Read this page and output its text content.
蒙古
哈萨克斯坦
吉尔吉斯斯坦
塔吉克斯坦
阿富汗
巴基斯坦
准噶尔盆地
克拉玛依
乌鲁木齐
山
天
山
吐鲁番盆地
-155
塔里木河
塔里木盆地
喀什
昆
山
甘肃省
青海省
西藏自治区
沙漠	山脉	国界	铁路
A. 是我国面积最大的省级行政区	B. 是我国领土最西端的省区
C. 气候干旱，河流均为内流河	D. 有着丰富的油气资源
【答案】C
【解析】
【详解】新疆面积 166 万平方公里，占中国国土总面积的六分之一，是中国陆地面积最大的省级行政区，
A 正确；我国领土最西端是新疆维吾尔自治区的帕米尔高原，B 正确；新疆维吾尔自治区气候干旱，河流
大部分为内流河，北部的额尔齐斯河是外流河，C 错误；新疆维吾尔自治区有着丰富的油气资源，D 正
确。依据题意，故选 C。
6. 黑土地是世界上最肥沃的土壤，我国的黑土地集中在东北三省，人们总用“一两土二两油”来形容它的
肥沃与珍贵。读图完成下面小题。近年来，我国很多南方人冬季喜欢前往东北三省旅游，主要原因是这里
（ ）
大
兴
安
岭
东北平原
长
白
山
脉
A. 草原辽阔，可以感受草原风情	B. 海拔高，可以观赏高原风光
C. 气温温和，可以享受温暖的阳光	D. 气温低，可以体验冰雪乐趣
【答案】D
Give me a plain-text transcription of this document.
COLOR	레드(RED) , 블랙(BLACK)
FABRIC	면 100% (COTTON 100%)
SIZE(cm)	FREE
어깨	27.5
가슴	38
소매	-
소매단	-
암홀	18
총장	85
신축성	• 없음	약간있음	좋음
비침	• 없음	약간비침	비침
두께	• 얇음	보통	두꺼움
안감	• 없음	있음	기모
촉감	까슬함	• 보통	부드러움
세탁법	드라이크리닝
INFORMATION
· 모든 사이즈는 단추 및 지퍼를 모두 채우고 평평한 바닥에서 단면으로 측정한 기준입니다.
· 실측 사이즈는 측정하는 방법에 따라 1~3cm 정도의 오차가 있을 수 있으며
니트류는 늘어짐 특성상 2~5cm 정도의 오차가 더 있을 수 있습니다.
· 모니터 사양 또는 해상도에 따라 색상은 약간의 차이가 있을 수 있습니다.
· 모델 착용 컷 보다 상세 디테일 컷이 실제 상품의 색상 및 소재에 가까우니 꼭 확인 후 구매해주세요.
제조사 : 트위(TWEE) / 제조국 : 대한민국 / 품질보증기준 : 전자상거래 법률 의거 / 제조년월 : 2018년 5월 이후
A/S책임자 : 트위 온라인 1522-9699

● Written instruction
Reproduce the entries above exactly.

● Reply
Read this page and output its text content.
蒙古
哈萨克斯坦
吉尔吉斯斯坦
塔吉克斯坦
阿富汗
巴基斯坦
准噶尔盆地
克拉玛依
乌鲁木齐
山
天
山
吐鲁番盆地
-155
塔里木河
塔里木盆地
喀什
昆
山
甘肃省
青海省
西藏自治区
沙漠	山脉	国界	铁路
A. 是我国面积最大的省级行政区	B. 是我国领土最西端的省区
C. 气候干旱，河流均为内流河	D. 有着丰富的油气资源
【答案】C
【解析】
【详解】新疆面积 166 万平方公里，占中国国土总面积的六分之一，是中国陆地面积最大的省级行政区，
A 正确；我国领土最西端是新疆维吾尔自治区的帕米尔高原，B 正确；新疆维吾尔自治区气候干旱，河流
大部分为内流河，北部的额尔齐斯河是外流河，C 错误；新疆维吾尔自治区有着丰富的油气资源，D 正
确。依据题意，故选 C。
6. 黑土地是世界上最肥沃的土壤，我国的黑土地集中在东北三省，人们总用“一两土二两油”来形容它的
肥沃与珍贵。读图完成下面小题。近年来，我国很多南方人冬季喜欢前往东北三省旅游，主要原因是这里
（ ）
大
兴
安
岭
东北平原
长
白
山
脉
A. 草原辽阔，可以感受草原风情	B. 海拔高，可以观赏高原风光
C. 气温温和，可以享受温暖的阳光	D. 气温低，可以体验冰雪乐趣
【答案】D
Give me a plain-text transcription of this document.
COLOR	레드(RED) , 블랙(BLACK)
FABRIC	면 100% (COTTON 100%)
SIZE(cm)	FREE
어깨	27.5
가슴	38
소매	-
소매단	-
암홀	18
총장	85
신축성	• 없음	약간있음	좋음
비침	• 없음	약간비침	비침
두께	• 얇음	보통	두꺼움
안감	• 없음	있음	기모
촉감	까슬함	• 보통	부드러움
세탁법	드라이크리닝
INFORMATION
· 모든 사이즈는 단추 및 지퍼를 모두 채우고 평평한 바닥에서 단면으로 측정한 기준입니다.
· 실측 사이즈는 측정하는 방법에 따라 1~3cm 정도의 오차가 있을 수 있으며
니트류는 늘어짐 특성상 2~5cm 정도의 오차가 더 있을 수 있습니다.
· 모니터 사양 또는 해상도에 따라 색상은 약간의 차이가 있을 수 있습니다.
· 모델 착용 컷 보다 상세 디테일 컷이 실제 상품의 색상 및 소재에 가까우니 꼭 확인 후 구매해주세요.
제조사 : 트위(TWEE) / 제조국 : 대한민국 / 품질보증기준 : 전자상거래 법률 의거 / 제조년월 : 2018년 5월 이후
A/S책임자 : 트위 온라인 1522-9699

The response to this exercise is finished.